-- HOW TO COMPLETE THIS TASK --
Leaving the pictures aside, repeat every line below exactly.

-- RECORD EXTRACTS --
━━━
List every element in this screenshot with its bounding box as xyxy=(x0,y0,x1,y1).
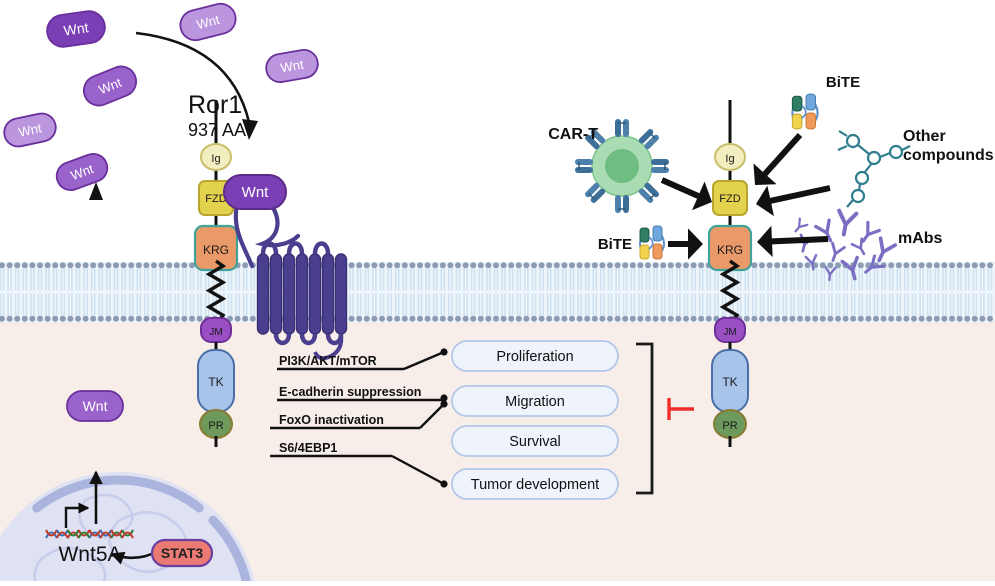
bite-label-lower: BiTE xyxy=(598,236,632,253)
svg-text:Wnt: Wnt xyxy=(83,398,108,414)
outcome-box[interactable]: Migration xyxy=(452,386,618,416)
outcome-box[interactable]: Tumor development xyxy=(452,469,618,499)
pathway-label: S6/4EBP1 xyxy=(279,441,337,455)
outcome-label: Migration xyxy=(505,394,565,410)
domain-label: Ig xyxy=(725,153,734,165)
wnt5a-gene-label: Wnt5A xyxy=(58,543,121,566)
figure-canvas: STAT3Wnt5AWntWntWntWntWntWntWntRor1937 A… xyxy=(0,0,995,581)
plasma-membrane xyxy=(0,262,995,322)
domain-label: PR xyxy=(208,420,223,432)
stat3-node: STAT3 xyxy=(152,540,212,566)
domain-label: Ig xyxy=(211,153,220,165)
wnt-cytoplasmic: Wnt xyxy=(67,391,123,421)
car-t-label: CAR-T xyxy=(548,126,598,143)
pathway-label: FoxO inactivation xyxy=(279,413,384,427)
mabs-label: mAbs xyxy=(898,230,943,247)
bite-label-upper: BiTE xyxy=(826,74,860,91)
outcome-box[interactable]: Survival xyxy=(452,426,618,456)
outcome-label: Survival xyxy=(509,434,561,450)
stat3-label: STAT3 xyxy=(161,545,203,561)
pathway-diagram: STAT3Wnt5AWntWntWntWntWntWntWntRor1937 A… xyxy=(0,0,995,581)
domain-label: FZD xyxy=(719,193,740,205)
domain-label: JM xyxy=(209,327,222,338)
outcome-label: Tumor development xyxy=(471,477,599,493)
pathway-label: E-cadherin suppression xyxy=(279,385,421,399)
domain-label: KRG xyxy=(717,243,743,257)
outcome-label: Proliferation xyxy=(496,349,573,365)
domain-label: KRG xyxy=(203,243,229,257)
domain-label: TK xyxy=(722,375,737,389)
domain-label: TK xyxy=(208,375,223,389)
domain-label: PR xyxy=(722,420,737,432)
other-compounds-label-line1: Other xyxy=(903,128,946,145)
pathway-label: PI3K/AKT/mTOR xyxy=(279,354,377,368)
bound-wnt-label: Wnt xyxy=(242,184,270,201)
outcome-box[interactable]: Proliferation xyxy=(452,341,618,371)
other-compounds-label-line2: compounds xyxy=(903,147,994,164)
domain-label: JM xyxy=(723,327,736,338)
━━━
-- RESPONSE TO THIS TASK --
List every element in this screenshot with its bounding box as xyxy=(x0,y0,x1,y1).
bite-label-lower: BiTE xyxy=(598,236,632,253)
svg-text:Wnt: Wnt xyxy=(83,398,108,414)
outcome-box[interactable]: Migration xyxy=(452,386,618,416)
outcome-box[interactable]: Tumor development xyxy=(452,469,618,499)
pathway-label: S6/4EBP1 xyxy=(279,441,337,455)
outcome-label: Migration xyxy=(505,394,565,410)
domain-label: Ig xyxy=(725,153,734,165)
wnt5a-gene-label: Wnt5A xyxy=(58,543,121,566)
figure-canvas: STAT3Wnt5AWntWntWntWntWntWntWntRor1937 A… xyxy=(0,0,995,581)
plasma-membrane xyxy=(0,262,995,322)
domain-label: PR xyxy=(208,420,223,432)
stat3-node: STAT3 xyxy=(152,540,212,566)
domain-label: Ig xyxy=(211,153,220,165)
wnt-cytoplasmic: Wnt xyxy=(67,391,123,421)
car-t-label: CAR-T xyxy=(548,126,598,143)
pathway-label: FoxO inactivation xyxy=(279,413,384,427)
mabs-label: mAbs xyxy=(898,230,943,247)
bite-label-upper: BiTE xyxy=(826,74,860,91)
outcome-box[interactable]: Survival xyxy=(452,426,618,456)
outcome-label: Survival xyxy=(509,434,561,450)
stat3-label: STAT3 xyxy=(161,545,203,561)
pathway-diagram: STAT3Wnt5AWntWntWntWntWntWntWntRor1937 A… xyxy=(0,0,995,581)
domain-label: FZD xyxy=(719,193,740,205)
domain-label: JM xyxy=(209,327,222,338)
outcome-label: Tumor development xyxy=(471,477,599,493)
pathway-label: E-cadherin suppression xyxy=(279,385,421,399)
domain-label: KRG xyxy=(717,243,743,257)
outcome-label: Proliferation xyxy=(496,349,573,365)
domain-label: KRG xyxy=(203,243,229,257)
domain-label: TK xyxy=(722,375,737,389)
domain-label: TK xyxy=(208,375,223,389)
domain-label: PR xyxy=(722,420,737,432)
other-compounds-label-line1: Other xyxy=(903,128,946,145)
pathway-label: PI3K/AKT/mTOR xyxy=(279,354,377,368)
bound-wnt-label: Wnt xyxy=(242,184,270,201)
outcome-box[interactable]: Proliferation xyxy=(452,341,618,371)
other-compounds-label-line2: compounds xyxy=(903,147,994,164)
domain-label: JM xyxy=(723,327,736,338)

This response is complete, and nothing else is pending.